## START DATA TO PROCESS

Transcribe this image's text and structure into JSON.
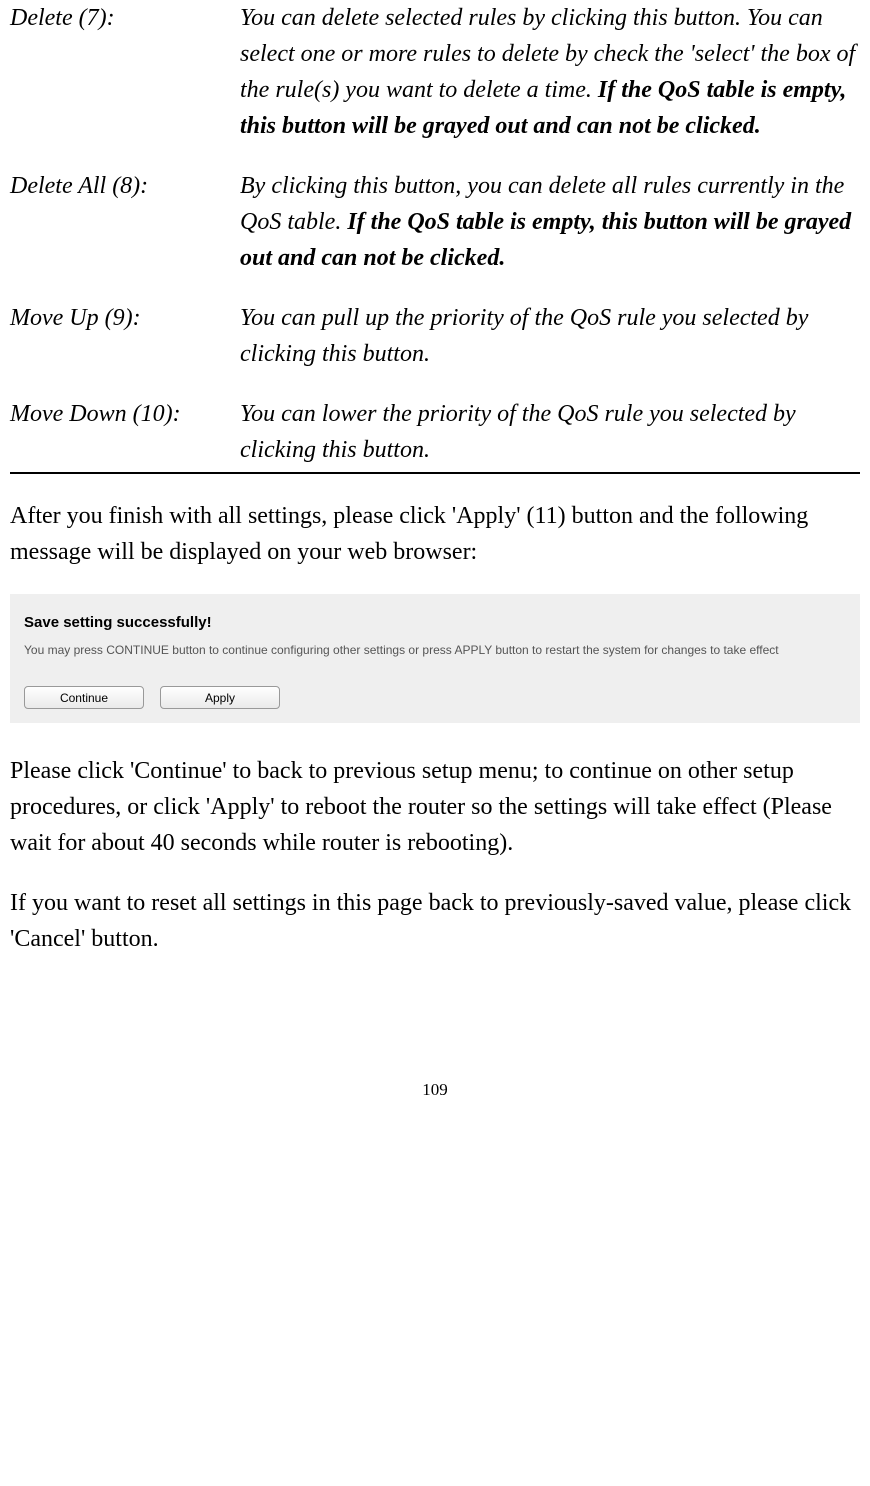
{
  "definitions": [
    {
      "term": "Delete (7):",
      "desc_normal": "You can delete selected rules by clicking this button. You can select one or more rules to delete by check the 'select' the box of the rule(s) you want to delete a time. ",
      "desc_bold": "If the QoS table is empty, this button will be grayed out and can not be clicked."
    },
    {
      "term": "Delete All (8):",
      "desc_normal": "By clicking this button, you can delete all rules currently in the QoS table. ",
      "desc_bold": "If the QoS table is empty, this button will be grayed out and can not be clicked."
    },
    {
      "term": "Move Up (9):",
      "desc_normal": "You can pull up the priority of the QoS rule you selected by clicking this button.",
      "desc_bold": ""
    },
    {
      "term": "Move Down (10):",
      "desc_normal": "You can lower the priority of the QoS rule you selected by clicking this button.",
      "desc_bold": ""
    }
  ],
  "paragraph_after_defs": "After you finish with all settings, please click 'Apply' (11) button and the following message will be displayed on your web browser:",
  "dialog": {
    "title": "Save setting successfully!",
    "text": "You may press CONTINUE button to continue configuring other settings or press APPLY button to restart the system for changes to take effect",
    "continue_label": "Continue",
    "apply_label": "Apply"
  },
  "paragraph_continue": "Please click 'Continue' to back to previous setup menu; to continue on other setup procedures, or click 'Apply' to reboot the router so the settings will take effect (Please wait for about 40 seconds while router is rebooting).",
  "paragraph_reset": "If you want to reset all settings in this page back to previously-saved value, please click 'Cancel' button.",
  "page_number": "109"
}
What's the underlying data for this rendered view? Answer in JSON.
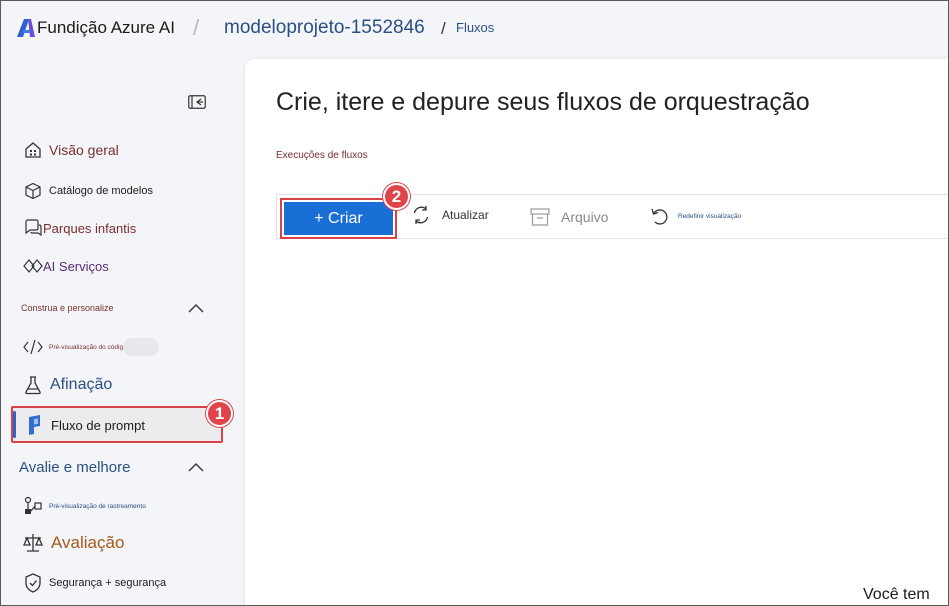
{
  "header": {
    "brand": "Fundição Azure AI",
    "separator": "/",
    "project": "modeloprojeto-1552846",
    "crumb_separator": "/",
    "crumb_current": "Fluxos"
  },
  "sidebar": {
    "items": [
      {
        "label": "Visão geral",
        "icon": "home-grid-icon"
      },
      {
        "label": "Catálogo de modelos",
        "icon": "cube-icon"
      },
      {
        "label": "Parques infantis",
        "icon": "chat-bubbles-icon"
      },
      {
        "label": "AI Serviços",
        "icon": "services-diamond-icon"
      }
    ],
    "section_build": "Construa e personalize",
    "build_items": [
      {
        "label": "Pré-visualização do código",
        "icon": "code-icon"
      },
      {
        "label": "Afinação",
        "icon": "flask-icon"
      },
      {
        "label": "Fluxo de prompt",
        "icon": "prompt-flow-icon",
        "selected": true
      }
    ],
    "section_evaluate": "Avalie e melhore",
    "evaluate_items": [
      {
        "label": "Pré-visualização de rastreamento",
        "icon": "tracing-icon"
      },
      {
        "label": "Avaliação",
        "icon": "scale-icon"
      },
      {
        "label": "Segurança + segurança",
        "icon": "shield-icon"
      }
    ]
  },
  "main": {
    "title": "Crie, itere e depure seus fluxos de orquestração",
    "tab": "Execuções de fluxos",
    "toolbar": {
      "create": "+ Criar",
      "refresh": "Atualizar",
      "archive": "Arquivo",
      "reset_view": "Redefinir visualização"
    }
  },
  "callouts": {
    "one": "1",
    "two": "2"
  },
  "footer_text": "Você tem",
  "colors": {
    "accent_blue": "#1a6fd6",
    "highlight_red": "#d8434a",
    "nav_text": "#7a2e2e",
    "project_blue": "#2b4f83"
  }
}
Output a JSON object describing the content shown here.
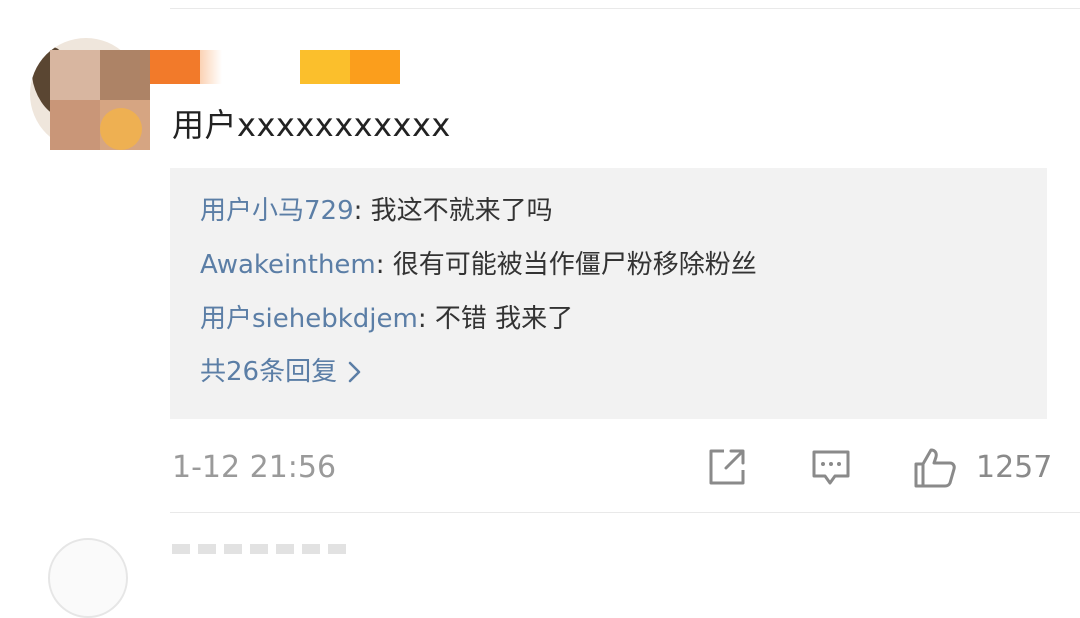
{
  "comment": {
    "text": "用户xxxxxxxxxxx",
    "timestamp": "1-12 21:56",
    "like_count": "1257"
  },
  "replies": [
    {
      "author": "用户小马729",
      "separator": ": ",
      "text": "我这不就来了吗"
    },
    {
      "author": "Awakeinthem",
      "separator": ": ",
      "text": "很有可能被当作僵尸粉移除粉丝"
    },
    {
      "author": "用户siehebkdjem",
      "separator": ": ",
      "text": "不错 我来了"
    }
  ],
  "more_replies": "共26条回复",
  "colors": {
    "link": "#5b7ea6",
    "text": "#333333",
    "muted": "#9a9a9a",
    "reply_bg": "#f2f2f2"
  },
  "icons": [
    "share-icon",
    "comment-icon",
    "like-icon",
    "chevron-right-icon"
  ]
}
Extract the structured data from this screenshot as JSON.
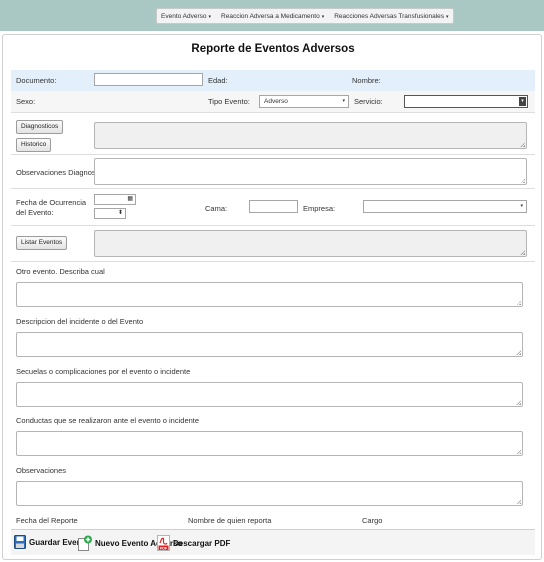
{
  "menu": {
    "items": [
      "Evento Adverso",
      "Reaccion Adversa a Medicamento",
      "Reacciones Adversas Transfusionales"
    ],
    "caret": "▾"
  },
  "title": "Reporte de Eventos Adversos",
  "row1": {
    "documento": "Documento:",
    "edad": "Edad:",
    "nombre": "Nombre:"
  },
  "row2": {
    "sexo": "Sexo:",
    "tipo_evento": "Tipo Evento:",
    "tipo_evento_value": "Adverso",
    "servicio": "Servicio:"
  },
  "buttons": {
    "diagnosticos": "Diagnosticos",
    "historico": "Historico",
    "listar_eventos": "Listar Eventos"
  },
  "observaciones_diagnostico": "Observaciones Diagnostico:",
  "fecha_ocurrencia": "Fecha de Ocurrencia del Evento:",
  "cama": "Cama:",
  "empresa": "Empresa:",
  "sections": [
    "Otro evento. Describa cual",
    "Descripcion del incidente o del Evento",
    "Secuelas o complicaciones por el evento o incidente",
    "Conductas que se realizaron ante el evento o incidente",
    "Observaciones"
  ],
  "footer_labels": {
    "fecha_reporte": "Fecha del Reporte",
    "nombre_reporta": "Nombre de quien reporta",
    "cargo": "Cargo"
  },
  "toolbar": {
    "guardar": "Guardar Evento",
    "nuevo": "Nuevo Evento Adverso",
    "pdf": "Descargar PDF",
    "pdf_badge": "PDF"
  },
  "colors": {
    "topbar": "#a9c7c3",
    "highlight_row": "#e3f0fb"
  }
}
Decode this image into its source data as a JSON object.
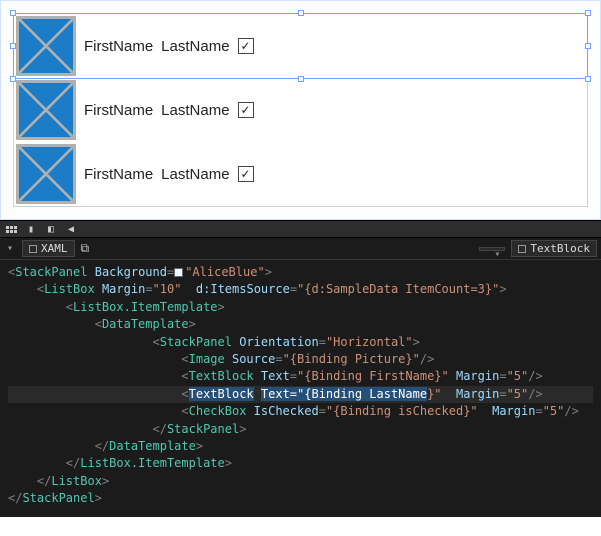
{
  "preview": {
    "items": [
      {
        "first": "FirstName",
        "last": "LastName",
        "checked": true,
        "selected": true
      },
      {
        "first": "FirstName",
        "last": "LastName",
        "checked": true,
        "selected": false
      },
      {
        "first": "FirstName",
        "last": "LastName",
        "checked": true,
        "selected": false
      }
    ]
  },
  "editor": {
    "tab_label": "XAML",
    "breadcrumb_dropdown": "",
    "breadcrumb_selected": "TextBlock",
    "code": {
      "l1_el": "StackPanel",
      "l1_attr": "Background",
      "l1_val": "\"AliceBlue\"",
      "l2_el": "ListBox",
      "l2_a1": "Margin",
      "l2_v1": "\"10\"",
      "l2_a2": "d:ItemsSource",
      "l2_v2": "\"{d:SampleData ItemCount=3}\"",
      "l3_el": "ListBox.ItemTemplate",
      "l4_el": "DataTemplate",
      "l5_el": "StackPanel",
      "l5_a1": "Orientation",
      "l5_v1": "\"Horizontal\"",
      "l6_el": "Image",
      "l6_a1": "Source",
      "l6_v1": "\"{Binding Picture}\"",
      "l7_el": "TextBlock",
      "l7_a1": "Text",
      "l7_v1": "\"{Binding FirstName}\"",
      "l7_a2": "Margin",
      "l7_v2": "\"5\"",
      "l8_el": "TextBlock",
      "l8_a1": "Text",
      "l8_v1_prefix": "\"{Binding ",
      "l8_v1_sel": "LastName",
      "l8_v1_suffix": "}\"",
      "l8_a2": "Margin",
      "l8_v2": "\"5\"",
      "l9_el": "CheckBox",
      "l9_a1": "IsChecked",
      "l9_v1": "\"{Binding isChecked}\"",
      "l9_a2": "Margin",
      "l9_v2": "\"5\"",
      "l10_el": "StackPanel",
      "l11_el": "DataTemplate",
      "l12_el": "ListBox.ItemTemplate",
      "l13_el": "ListBox",
      "l14_el": "StackPanel"
    }
  }
}
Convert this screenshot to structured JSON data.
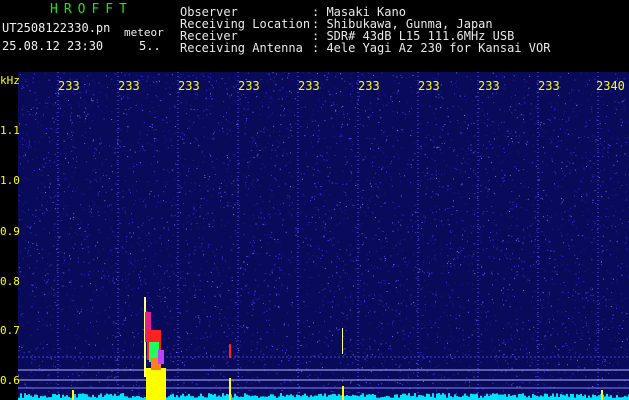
{
  "header": {
    "brand": "HROFFT",
    "filename": "UT2508122330.pn",
    "mode": "meteor",
    "datetime": "25.08.12 23:30",
    "counter": "5..",
    "labels": [
      {
        "k": "Observer",
        "v": ": Masaki Kano"
      },
      {
        "k": "Receiving Location",
        "v": ": Shibukawa, Gunma, Japan"
      },
      {
        "k": "Receiver",
        "v": ": SDR# 43dB L15 111.6MHz USB"
      },
      {
        "k": "Receiving Antenna",
        "v": ": 4ele Yagi Az 230 for Kansai VOR"
      }
    ]
  },
  "plot": {
    "yunit": "kHz",
    "ytick_labels": [
      "1.1",
      "1.0",
      "0.9",
      "0.8",
      "0.7",
      "0.6"
    ],
    "xtick_labels": [
      "233",
      "233",
      "233",
      "233",
      "233",
      "233",
      "233",
      "233",
      "233",
      "2340"
    ],
    "colors": {
      "background": "#0a0a5a",
      "noise": "#3a3aff",
      "signal": "#ffff00",
      "hot": "#ff2020",
      "cyan": "#00e0ff"
    }
  }
}
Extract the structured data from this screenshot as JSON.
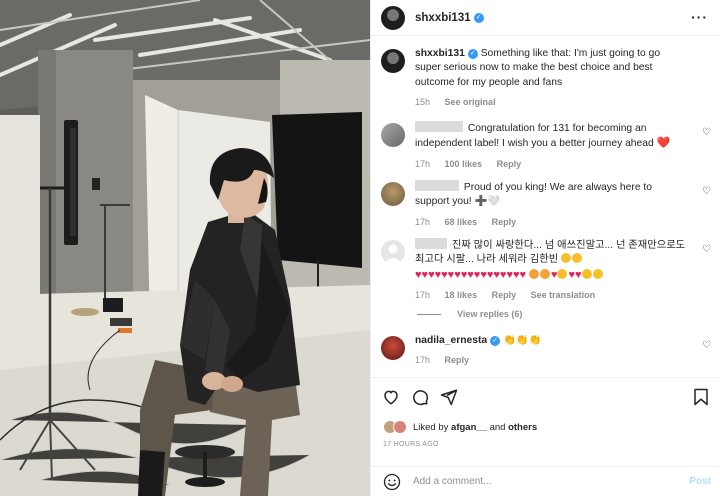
{
  "header": {
    "username": "shxxbi131",
    "verified": true,
    "more_icon": "more-horizontal-icon"
  },
  "caption": {
    "username": "shxxbi131",
    "text": "Something like that: I'm just going to go super serious now to make the best choice and best outcome for my people and fans",
    "time": "15h",
    "see_original": "See original"
  },
  "comments": [
    {
      "text": "Congratulation for 131 for becoming an independent label! I wish you a better journey ahead",
      "emoji": "❤️",
      "time": "17h",
      "likes": "100 likes",
      "reply": "Reply"
    },
    {
      "text": "Proud of you king! We are always here to support you!",
      "emoji": "➕🤍",
      "time": "17h",
      "likes": "68 likes",
      "reply": "Reply"
    },
    {
      "text": "진짜 많이 싸랑한다... 넘 애쓰진말고... 넌 존재만으로도 최고다 시팔... 나라 세워라 김한빈",
      "time": "17h",
      "likes": "18 likes",
      "reply": "Reply",
      "translation": "See translation",
      "view_replies": "View replies (6)"
    },
    {
      "username": "nadila_ernesta",
      "verified": true,
      "text": "👏👏👏",
      "time": "17h",
      "reply": "Reply"
    }
  ],
  "actions": {
    "liked_prefix": "Liked by",
    "liked_user": "afgan__",
    "liked_and": "and",
    "liked_others": "others",
    "time_ago": "17 HOURS AGO"
  },
  "comment_box": {
    "placeholder": "Add a comment...",
    "post_label": "Post"
  }
}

## END DATA TO PROCESS

Read the entries and select each line where the word "term" is found.

      "term": "Delete (7):",
      "term": "Delete All (8):",
      "term": "Move Up (9):",
      "term": "Move Down (10):",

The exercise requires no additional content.